● PROBLEM STATEMENT
Could you write out every record below exactly, leaving out any pictures?

** Start of RAW DATA **

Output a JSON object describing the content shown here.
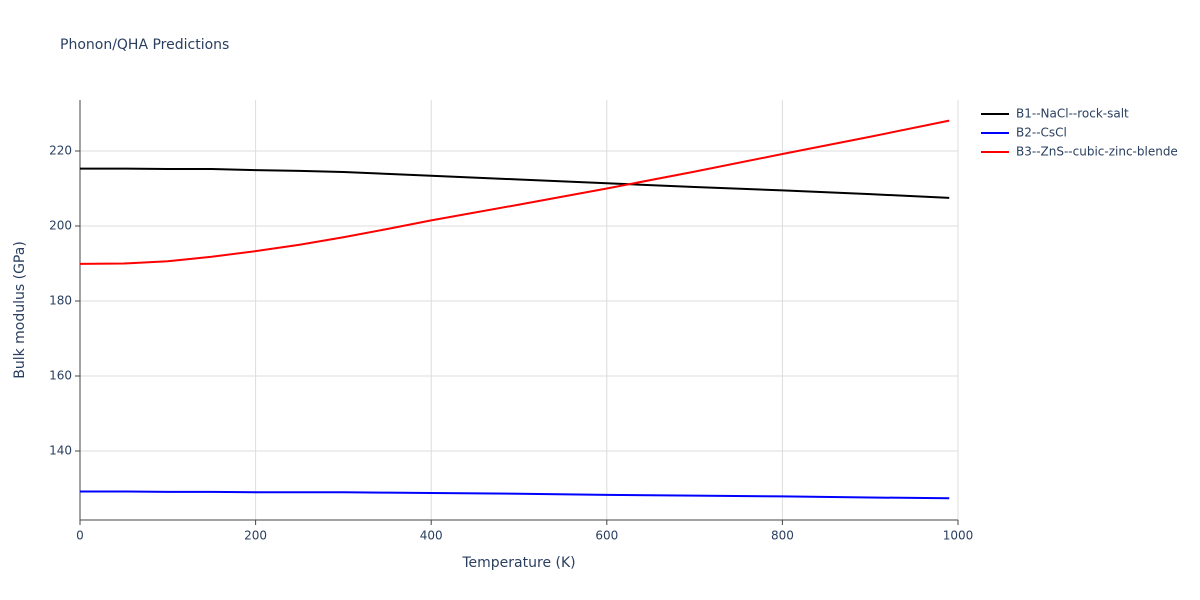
{
  "chart_data": {
    "type": "line",
    "title": "Phonon/QHA Predictions",
    "x_label": "Temperature (K)",
    "y_label": "Bulk modulus (GPa)",
    "x": [
      0,
      50,
      100,
      150,
      200,
      250,
      300,
      350,
      400,
      500,
      600,
      700,
      800,
      900,
      990
    ],
    "series": [
      {
        "name": "B1--NaCl--rock-salt",
        "color": "#000000",
        "values": [
          215.3,
          215.3,
          215.2,
          215.2,
          214.9,
          214.7,
          214.4,
          213.9,
          213.4,
          212.4,
          211.4,
          210.4,
          209.5,
          208.5,
          207.5
        ]
      },
      {
        "name": "B2--CsCl",
        "color": "#0000ff",
        "values": [
          129.2,
          129.2,
          129.1,
          129.1,
          129.0,
          129.0,
          129.0,
          128.9,
          128.8,
          128.6,
          128.3,
          128.1,
          127.9,
          127.6,
          127.4
        ]
      },
      {
        "name": "B3--ZnS--cubic-zinc-blende",
        "color": "#ff0000",
        "values": [
          189.9,
          190.0,
          190.6,
          191.8,
          193.3,
          195.0,
          197.0,
          199.2,
          201.5,
          205.7,
          210.0,
          214.5,
          219.2,
          223.8,
          228.1
        ]
      }
    ],
    "xlim": [
      0,
      1000
    ],
    "xticks": [
      0,
      200,
      400,
      600,
      800,
      1000
    ],
    "ylim": [
      121.6,
      233.6
    ],
    "yticks": [
      140,
      160,
      180,
      200,
      220
    ],
    "grid": true,
    "legend": "right"
  }
}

** End of RAW DATA **

● RESPONSE TO THE EXERCISE
Output a JSON object describing the content shown here.
{
  "chart_data": {
    "type": "line",
    "title": "Phonon/QHA Predictions",
    "x_label": "Temperature (K)",
    "y_label": "Bulk modulus (GPa)",
    "x": [
      0,
      50,
      100,
      150,
      200,
      250,
      300,
      350,
      400,
      500,
      600,
      700,
      800,
      900,
      990
    ],
    "series": [
      {
        "name": "B1--NaCl--rock-salt",
        "color": "#000000",
        "values": [
          215.3,
          215.3,
          215.2,
          215.2,
          214.9,
          214.7,
          214.4,
          213.9,
          213.4,
          212.4,
          211.4,
          210.4,
          209.5,
          208.5,
          207.5
        ]
      },
      {
        "name": "B2--CsCl",
        "color": "#0000ff",
        "values": [
          129.2,
          129.2,
          129.1,
          129.1,
          129.0,
          129.0,
          129.0,
          128.9,
          128.8,
          128.6,
          128.3,
          128.1,
          127.9,
          127.6,
          127.4
        ]
      },
      {
        "name": "B3--ZnS--cubic-zinc-blende",
        "color": "#ff0000",
        "values": [
          189.9,
          190.0,
          190.6,
          191.8,
          193.3,
          195.0,
          197.0,
          199.2,
          201.5,
          205.7,
          210.0,
          214.5,
          219.2,
          223.8,
          228.1
        ]
      }
    ],
    "xlim": [
      0,
      1000
    ],
    "xticks": [
      0,
      200,
      400,
      600,
      800,
      1000
    ],
    "ylim": [
      121.6,
      233.6
    ],
    "yticks": [
      140,
      160,
      180,
      200,
      220
    ],
    "grid": true,
    "legend": "right"
  }
}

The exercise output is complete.